Information supplied:
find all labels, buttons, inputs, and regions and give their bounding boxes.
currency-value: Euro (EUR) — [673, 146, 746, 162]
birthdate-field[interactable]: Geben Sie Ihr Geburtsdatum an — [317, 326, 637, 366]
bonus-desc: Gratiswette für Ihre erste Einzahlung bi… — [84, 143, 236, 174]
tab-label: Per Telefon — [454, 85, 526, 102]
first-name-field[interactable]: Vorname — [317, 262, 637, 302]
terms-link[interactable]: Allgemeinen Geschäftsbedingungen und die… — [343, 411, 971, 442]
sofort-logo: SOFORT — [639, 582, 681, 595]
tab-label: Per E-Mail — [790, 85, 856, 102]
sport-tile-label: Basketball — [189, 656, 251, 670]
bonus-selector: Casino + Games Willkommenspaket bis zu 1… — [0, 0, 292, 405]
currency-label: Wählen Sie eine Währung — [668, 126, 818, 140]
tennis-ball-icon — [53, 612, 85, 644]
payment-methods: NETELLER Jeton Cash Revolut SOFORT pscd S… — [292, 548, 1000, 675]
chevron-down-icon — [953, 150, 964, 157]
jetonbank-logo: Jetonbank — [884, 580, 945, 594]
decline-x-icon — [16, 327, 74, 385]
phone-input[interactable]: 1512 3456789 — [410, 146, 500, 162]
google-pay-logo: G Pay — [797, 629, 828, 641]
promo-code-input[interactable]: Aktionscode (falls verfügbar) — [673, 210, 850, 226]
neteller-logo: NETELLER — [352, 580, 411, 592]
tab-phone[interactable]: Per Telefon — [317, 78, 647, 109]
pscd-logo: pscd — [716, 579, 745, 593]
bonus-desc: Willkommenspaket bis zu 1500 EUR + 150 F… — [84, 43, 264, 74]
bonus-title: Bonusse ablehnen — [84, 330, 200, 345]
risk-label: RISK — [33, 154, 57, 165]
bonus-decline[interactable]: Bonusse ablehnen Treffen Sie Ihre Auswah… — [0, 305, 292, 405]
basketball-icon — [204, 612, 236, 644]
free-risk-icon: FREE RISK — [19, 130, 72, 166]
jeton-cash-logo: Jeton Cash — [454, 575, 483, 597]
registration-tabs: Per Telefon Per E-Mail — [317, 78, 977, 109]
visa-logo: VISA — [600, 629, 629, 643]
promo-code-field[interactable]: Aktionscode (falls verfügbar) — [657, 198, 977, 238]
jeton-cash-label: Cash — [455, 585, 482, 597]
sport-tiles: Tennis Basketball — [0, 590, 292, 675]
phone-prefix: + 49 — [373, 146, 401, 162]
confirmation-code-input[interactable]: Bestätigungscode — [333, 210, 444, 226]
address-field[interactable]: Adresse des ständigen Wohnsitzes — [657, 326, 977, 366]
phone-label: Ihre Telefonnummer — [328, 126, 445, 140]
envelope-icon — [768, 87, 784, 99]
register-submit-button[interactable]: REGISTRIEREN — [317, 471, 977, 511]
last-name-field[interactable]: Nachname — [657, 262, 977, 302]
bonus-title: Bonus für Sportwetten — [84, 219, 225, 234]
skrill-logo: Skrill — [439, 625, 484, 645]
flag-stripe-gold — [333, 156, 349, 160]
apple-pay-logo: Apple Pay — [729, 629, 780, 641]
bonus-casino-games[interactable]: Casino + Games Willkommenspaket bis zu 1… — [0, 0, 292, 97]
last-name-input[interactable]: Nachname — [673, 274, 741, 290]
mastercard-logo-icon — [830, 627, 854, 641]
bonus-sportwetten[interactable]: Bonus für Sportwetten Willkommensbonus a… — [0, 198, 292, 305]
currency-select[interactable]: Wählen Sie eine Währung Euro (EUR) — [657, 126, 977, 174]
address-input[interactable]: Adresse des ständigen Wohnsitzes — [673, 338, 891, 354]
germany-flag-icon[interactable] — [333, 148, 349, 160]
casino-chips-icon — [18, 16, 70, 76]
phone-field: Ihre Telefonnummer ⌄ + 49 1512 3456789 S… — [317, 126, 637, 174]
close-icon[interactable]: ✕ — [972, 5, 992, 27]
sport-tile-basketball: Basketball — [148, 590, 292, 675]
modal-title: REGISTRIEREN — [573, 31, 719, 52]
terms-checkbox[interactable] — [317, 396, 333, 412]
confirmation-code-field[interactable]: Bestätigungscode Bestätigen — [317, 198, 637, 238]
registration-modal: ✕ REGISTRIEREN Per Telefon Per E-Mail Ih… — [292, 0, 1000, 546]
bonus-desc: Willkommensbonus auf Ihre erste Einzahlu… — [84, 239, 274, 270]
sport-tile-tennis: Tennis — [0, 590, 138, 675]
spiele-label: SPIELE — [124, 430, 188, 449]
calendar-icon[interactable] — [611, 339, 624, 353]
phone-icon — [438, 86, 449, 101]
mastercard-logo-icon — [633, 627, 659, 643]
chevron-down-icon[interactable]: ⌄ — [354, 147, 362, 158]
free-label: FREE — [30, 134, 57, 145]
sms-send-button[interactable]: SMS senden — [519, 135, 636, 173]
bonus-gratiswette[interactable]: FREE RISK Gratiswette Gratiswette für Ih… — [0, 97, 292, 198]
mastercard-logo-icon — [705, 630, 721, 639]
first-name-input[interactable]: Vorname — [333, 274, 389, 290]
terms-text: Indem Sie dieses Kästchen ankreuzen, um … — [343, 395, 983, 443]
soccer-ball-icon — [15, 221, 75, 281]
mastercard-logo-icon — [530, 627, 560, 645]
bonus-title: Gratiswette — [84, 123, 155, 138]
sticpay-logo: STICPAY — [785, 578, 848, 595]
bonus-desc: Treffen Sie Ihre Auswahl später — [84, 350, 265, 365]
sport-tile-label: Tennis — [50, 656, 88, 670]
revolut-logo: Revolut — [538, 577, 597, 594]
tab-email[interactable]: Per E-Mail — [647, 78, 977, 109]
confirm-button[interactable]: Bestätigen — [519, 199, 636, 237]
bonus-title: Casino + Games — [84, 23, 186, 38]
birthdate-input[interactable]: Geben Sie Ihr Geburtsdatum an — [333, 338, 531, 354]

Written problem: Please write out every line of the listing above as a JSON list of strings, one string per line, leaving out blank lines.

Expected answer:
[
  "find all labels, buttons, inputs, and regions and give their bounding boxes.",
  "currency-value: Euro (EUR) — [673, 146, 746, 162]",
  "birthdate-field[interactable]: Geben Sie Ihr Geburtsdatum an — [317, 326, 637, 366]",
  "bonus-desc: Gratiswette für Ihre erste Einzahlung bi… — [84, 143, 236, 174]",
  "tab-label: Per Telefon — [454, 85, 526, 102]",
  "first-name-field[interactable]: Vorname — [317, 262, 637, 302]",
  "terms-link[interactable]: Allgemeinen Geschäftsbedingungen und die… — [343, 411, 971, 442]",
  "sofort-logo: SOFORT — [639, 582, 681, 595]",
  "tab-label: Per E-Mail — [790, 85, 856, 102]",
  "sport-tile-label: Basketball — [189, 656, 251, 670]",
  "bonus-selector: Casino + Games Willkommenspaket bis zu 1… — [0, 0, 292, 405]",
  "currency-label: Wählen Sie eine Währung — [668, 126, 818, 140]",
  "tennis-ball-icon — [53, 612, 85, 644]",
  "payment-methods: NETELLER Jeton Cash Revolut SOFORT pscd S… — [292, 548, 1000, 675]",
  "chevron-down-icon — [953, 150, 964, 157]",
  "jetonbank-logo: Jetonbank — [884, 580, 945, 594]",
  "decline-x-icon — [16, 327, 74, 385]",
  "phone-input[interactable]: 1512 3456789 — [410, 146, 500, 162]",
  "google-pay-logo: G Pay — [797, 629, 828, 641]",
  "promo-code-input[interactable]: Aktionscode (falls verfügbar) — [673, 210, 850, 226]",
  "neteller-logo: NETELLER — [352, 580, 411, 592]",
  "tab-phone[interactable]: Per Telefon — [317, 78, 647, 109]",
  "pscd-logo: pscd — [716, 579, 745, 593]",
  "bonus-desc: Willkommenspaket bis zu 1500 EUR + 150 F… — [84, 43, 264, 74]",
  "bonus-title: Bonusse ablehnen — [84, 330, 200, 345]",
  "risk-label: RISK — [33, 154, 57, 165]",
  "bonus-decline[interactable]: Bonusse ablehnen Treffen Sie Ihre Auswah… — [0, 305, 292, 405]",
  "basketball-icon — [204, 612, 236, 644]",
  "free-risk-icon: FREE RISK — [19, 130, 72, 166]",
  "jeton-cash-logo: Jeton Cash — [454, 575, 483, 597]",
  "registration-tabs: Per Telefon Per E-Mail — [317, 78, 977, 109]",
  "visa-logo: VISA — [600, 629, 629, 643]",
  "promo-code-field[interactable]: Aktionscode (falls verfügbar) — [657, 198, 977, 238]",
  "jeton-cash-label: Cash — [455, 585, 482, 597]",
  "sport-tiles: Tennis Basketball — [0, 590, 292, 675]",
  "phone-prefix: + 49 — [373, 146, 401, 162]",
  "confirmation-code-input[interactable]: Bestätigungscode — [333, 210, 444, 226]",
  "address-field[interactable]: Adresse des ständigen Wohnsitzes — [657, 326, 977, 366]",
  "phone-label: Ihre Telefonnummer — [328, 126, 445, 140]",
  "envelope-icon — [768, 87, 784, 99]",
  "register-submit-button[interactable]: REGISTRIEREN — [317, 471, 977, 511]",
  "last-name-field[interactable]: Nachname — [657, 262, 977, 302]",
  "bonus-title: Bonus für Sportwetten — [84, 219, 225, 234]",
  "skrill-logo: Skrill — [439, 625, 484, 645]",
  "flag-stripe-gold — [333, 156, 349, 160]",
  "apple-pay-logo: Apple Pay — [729, 629, 780, 641]",
  "bonus-casino-games[interactable]: Casino + Games Willkommenspaket bis zu 1… — [0, 0, 292, 97]",
  "last-name-input[interactable]: Nachname — [673, 274, 741, 290]",
  "mastercard-logo-icon — [830, 627, 854, 641]",
  "bonus-sportwetten[interactable]: Bonus für Sportwetten Willkommensbonus a… — [0, 198, 292, 305]",
  "currency-select[interactable]: Wählen Sie eine Währung Euro (EUR) — [657, 126, 977, 174]",
  "address-input[interactable]: Adresse des ständigen Wohnsitzes — [673, 338, 891, 354]",
  "germany-flag-icon[interactable] — [333, 148, 349, 160]",
  "casino-chips-icon — [18, 16, 70, 76]",
  "phone-field: Ihre Telefonnummer ⌄ + 49 1512 3456789 S… — [317, 126, 637, 174]",
  "close-icon[interactable]: ✕ — [972, 5, 992, 27]",
  "sport-tile-basketball: Basketball — [148, 590, 292, 675]",
  "modal-title: REGISTRIEREN — [573, 31, 719, 52]",
  "terms-checkbox[interactable] — [317, 396, 333, 412]",
  "confirmation-code-field[interactable]: Bestätigungscode Bestätigen — [317, 198, 637, 238]",
  "registration-modal: ✕ REGISTRIEREN Per Telefon Per E-Mail Ih… — [292, 0, 1000, 546]",
  "bonus-desc: Willkommensbonus auf Ihre erste Einzahlu… — [84, 239, 274, 270]",
  "sport-tile-tennis: Tennis — [0, 590, 138, 675]",
  "spiele-label: SPIELE — [124, 430, 188, 449]",
  "calendar-icon[interactable] — [611, 339, 624, 353]",
  "phone-icon — [438, 86, 449, 101]",
  "mastercard-logo-icon — [633, 627, 659, 643]",
  "chevron-down-icon[interactable]: ⌄ — [354, 147, 362, 158]",
  "free-label: FREE — [30, 134, 57, 145]",
  "sms-send-button[interactable]: SMS senden — [519, 135, 636, 173]",
  "bonus-gratiswette[interactable]: FREE RISK Gratiswette Gratiswette für Ih… — [0, 97, 292, 198]",
  "mastercard-logo-icon — [705, 630, 721, 639]",
  "first-name-input[interactable]: Vorname — [333, 274, 389, 290]",
  "terms-text: Indem Sie dieses Kästchen ankreuzen, um … — [343, 395, 983, 443]",
  "soccer-ball-icon — [15, 221, 75, 281]",
  "mastercard-logo-icon — [530, 627, 560, 645]",
  "bonus-title: Gratiswette — [84, 123, 155, 138]",
  "sticpay-logo: STICPAY — [785, 578, 848, 595]",
  "bonus-desc: Treffen Sie Ihre Auswahl später — [84, 350, 265, 365]",
  "sport-tile-label: Tennis — [50, 656, 88, 670]",
  "revolut-logo: Revolut — [538, 577, 597, 594]",
  "tab-email[interactable]: Per E-Mail — [647, 78, 977, 109]",
  "confirm-button[interactable]: Bestätigen — [519, 199, 636, 237]",
  "bonus-title: Casino + Games — [84, 23, 186, 38]",
  "birthdate-input[interactable]: Geben Sie Ihr Geburtsdatum an — [333, 338, 531, 354]"
]